-- Start ROWS --

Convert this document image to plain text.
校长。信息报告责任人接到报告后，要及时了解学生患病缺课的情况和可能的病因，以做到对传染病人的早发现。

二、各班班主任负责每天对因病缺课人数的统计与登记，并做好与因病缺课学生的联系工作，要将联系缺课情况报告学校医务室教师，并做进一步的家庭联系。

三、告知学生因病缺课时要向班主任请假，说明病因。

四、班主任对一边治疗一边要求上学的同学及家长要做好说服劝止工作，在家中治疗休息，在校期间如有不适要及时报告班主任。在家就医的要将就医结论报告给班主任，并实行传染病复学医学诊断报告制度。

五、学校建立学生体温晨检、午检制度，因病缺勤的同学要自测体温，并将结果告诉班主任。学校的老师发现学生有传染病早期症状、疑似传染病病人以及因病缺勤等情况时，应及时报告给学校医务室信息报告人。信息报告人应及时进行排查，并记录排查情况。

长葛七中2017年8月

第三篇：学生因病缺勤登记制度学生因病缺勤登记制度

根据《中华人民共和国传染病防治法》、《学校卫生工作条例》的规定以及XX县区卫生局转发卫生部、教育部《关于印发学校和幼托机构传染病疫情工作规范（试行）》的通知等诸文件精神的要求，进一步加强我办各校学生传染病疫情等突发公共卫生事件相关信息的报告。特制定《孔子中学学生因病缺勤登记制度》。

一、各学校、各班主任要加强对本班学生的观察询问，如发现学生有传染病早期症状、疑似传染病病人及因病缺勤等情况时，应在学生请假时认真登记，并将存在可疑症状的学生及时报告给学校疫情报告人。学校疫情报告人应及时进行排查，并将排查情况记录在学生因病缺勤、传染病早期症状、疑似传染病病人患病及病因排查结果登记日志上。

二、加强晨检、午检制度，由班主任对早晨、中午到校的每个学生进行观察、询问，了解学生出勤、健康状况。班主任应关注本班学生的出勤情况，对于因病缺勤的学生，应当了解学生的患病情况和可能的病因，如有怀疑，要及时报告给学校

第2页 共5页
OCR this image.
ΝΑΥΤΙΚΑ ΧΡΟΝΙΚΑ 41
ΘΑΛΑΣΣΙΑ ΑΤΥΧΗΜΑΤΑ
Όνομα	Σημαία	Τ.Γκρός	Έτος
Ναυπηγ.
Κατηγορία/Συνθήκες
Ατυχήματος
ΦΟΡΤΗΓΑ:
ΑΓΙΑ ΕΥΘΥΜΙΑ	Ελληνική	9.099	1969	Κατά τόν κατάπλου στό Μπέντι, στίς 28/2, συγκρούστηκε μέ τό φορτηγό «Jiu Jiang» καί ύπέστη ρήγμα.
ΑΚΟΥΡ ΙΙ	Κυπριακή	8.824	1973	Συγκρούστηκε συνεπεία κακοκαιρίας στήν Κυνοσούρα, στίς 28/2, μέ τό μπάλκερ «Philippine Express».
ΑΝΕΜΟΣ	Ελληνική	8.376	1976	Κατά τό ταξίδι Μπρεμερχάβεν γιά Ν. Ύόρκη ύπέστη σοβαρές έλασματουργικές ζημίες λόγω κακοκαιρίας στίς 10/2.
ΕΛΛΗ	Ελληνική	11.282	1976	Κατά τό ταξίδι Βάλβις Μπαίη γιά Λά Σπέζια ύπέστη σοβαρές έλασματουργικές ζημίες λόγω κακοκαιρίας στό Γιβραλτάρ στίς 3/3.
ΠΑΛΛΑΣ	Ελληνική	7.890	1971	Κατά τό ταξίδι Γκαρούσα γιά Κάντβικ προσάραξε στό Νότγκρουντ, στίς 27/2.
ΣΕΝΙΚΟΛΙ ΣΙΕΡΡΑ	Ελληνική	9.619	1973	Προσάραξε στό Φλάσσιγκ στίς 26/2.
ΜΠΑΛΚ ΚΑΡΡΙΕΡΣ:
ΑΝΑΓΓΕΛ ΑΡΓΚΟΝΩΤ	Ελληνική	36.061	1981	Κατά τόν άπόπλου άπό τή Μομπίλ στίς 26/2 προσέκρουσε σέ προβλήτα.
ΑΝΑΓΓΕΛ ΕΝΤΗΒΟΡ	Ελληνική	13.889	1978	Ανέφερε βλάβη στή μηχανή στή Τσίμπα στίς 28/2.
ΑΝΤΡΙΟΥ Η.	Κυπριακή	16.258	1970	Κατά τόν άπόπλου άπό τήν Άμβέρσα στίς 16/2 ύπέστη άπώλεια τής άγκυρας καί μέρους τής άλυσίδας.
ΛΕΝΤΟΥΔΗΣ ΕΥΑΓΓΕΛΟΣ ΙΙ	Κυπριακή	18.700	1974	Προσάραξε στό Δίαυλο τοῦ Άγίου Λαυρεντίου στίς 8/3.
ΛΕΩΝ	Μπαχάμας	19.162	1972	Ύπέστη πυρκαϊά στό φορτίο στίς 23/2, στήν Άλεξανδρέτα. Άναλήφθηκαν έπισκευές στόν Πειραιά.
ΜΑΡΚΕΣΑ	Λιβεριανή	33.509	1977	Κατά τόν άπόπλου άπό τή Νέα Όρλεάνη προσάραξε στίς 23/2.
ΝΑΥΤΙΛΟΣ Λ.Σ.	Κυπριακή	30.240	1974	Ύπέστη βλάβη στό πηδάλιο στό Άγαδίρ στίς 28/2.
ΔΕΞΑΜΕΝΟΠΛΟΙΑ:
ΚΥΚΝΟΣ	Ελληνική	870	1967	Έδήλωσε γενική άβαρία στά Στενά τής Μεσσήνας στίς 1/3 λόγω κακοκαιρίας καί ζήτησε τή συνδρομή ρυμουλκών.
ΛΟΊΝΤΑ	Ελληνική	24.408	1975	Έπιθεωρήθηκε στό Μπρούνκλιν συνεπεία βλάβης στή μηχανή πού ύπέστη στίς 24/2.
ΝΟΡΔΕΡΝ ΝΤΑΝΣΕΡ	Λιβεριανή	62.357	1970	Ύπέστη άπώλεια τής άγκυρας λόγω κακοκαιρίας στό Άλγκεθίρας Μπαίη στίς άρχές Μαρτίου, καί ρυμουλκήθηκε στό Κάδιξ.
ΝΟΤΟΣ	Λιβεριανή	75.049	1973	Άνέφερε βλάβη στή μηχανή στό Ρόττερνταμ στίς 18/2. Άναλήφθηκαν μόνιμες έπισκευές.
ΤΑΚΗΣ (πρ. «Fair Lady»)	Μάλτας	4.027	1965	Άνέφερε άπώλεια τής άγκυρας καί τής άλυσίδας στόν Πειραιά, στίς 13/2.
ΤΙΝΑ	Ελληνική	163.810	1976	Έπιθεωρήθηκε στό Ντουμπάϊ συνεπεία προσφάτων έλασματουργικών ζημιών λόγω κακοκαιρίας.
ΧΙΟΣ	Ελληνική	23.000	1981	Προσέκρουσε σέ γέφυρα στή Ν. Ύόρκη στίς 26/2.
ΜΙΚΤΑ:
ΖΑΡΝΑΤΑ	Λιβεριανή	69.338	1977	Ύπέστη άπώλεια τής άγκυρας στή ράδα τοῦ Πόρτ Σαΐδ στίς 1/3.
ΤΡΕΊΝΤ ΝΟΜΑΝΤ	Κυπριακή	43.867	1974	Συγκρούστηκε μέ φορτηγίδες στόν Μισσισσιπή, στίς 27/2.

-- End ROWS --

= SHORT PROBLEM =
Pull out all lines from the entries above in which the word "Ύόρκη" appears.

= TASK OUTPUT =
ΑΝΕΜΟΣ	Ελληνική	8.376	1976	Κατά τό ταξίδι Μπρεμερχάβεν γιά Ν. Ύόρκη ύπέστη σοβαρές έλασματουργικές ζημίες λόγω κακοκαιρίας στίς 10/2.
ΧΙΟΣ	Ελληνική	23.000	1981	Προσέκρουσε σέ γέφυρα στή Ν. Ύόρκη στίς 26/2.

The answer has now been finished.